_WORK TO BE COMPLETED_. Reproduce the records below exactly as given.
─── MATERIAL PROVIDED
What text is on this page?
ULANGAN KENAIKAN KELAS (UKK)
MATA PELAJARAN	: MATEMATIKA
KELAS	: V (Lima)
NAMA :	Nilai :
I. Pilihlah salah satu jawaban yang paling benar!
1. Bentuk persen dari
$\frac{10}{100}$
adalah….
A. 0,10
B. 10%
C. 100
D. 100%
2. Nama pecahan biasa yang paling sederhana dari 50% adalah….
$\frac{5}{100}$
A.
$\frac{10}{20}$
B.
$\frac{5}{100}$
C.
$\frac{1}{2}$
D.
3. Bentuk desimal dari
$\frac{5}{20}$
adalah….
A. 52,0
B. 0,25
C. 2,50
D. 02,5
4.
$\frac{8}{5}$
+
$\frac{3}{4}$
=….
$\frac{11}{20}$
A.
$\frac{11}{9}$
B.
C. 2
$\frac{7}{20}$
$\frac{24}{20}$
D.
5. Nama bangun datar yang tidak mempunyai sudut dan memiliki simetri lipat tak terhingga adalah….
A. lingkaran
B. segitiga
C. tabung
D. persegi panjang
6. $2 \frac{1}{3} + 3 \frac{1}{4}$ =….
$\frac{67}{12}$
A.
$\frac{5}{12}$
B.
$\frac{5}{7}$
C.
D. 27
──────
_SOLUTION_.
What text is on this page?
ULANGAN KENAIKAN KELAS (UKK)
MATA PELAJARAN	: MATEMATIKA
KELAS	: V (Lima)
NAMA :	Nilai :
I. Pilihlah salah satu jawaban yang paling benar!
1. Bentuk persen dari
$\frac{10}{100}$
adalah….
A. 0,10
B. 10%
C. 100
D. 100%
2. Nama pecahan biasa yang paling sederhana dari 50% adalah….
$\frac{5}{100}$
A.
$\frac{10}{20}$
B.
$\frac{5}{100}$
C.
$\frac{1}{2}$
D.
3. Bentuk desimal dari
$\frac{5}{20}$
adalah….
A. 52,0
B. 0,25
C. 2,50
D. 02,5
4.
$\frac{8}{5}$
+
$\frac{3}{4}$
=….
$\frac{11}{20}$
A.
$\frac{11}{9}$
B.
C. 2
$\frac{7}{20}$
$\frac{24}{20}$
D.
5. Nama bangun datar yang tidak mempunyai sudut dan memiliki simetri lipat tak terhingga adalah….
A. lingkaran
B. segitiga
C. tabung
D. persegi panjang
6. $2 \frac{1}{3} + 3 \frac{1}{4}$ =….
$\frac{67}{12}$
A.
$\frac{5}{12}$
B.
$\frac{5}{7}$
C.
D. 27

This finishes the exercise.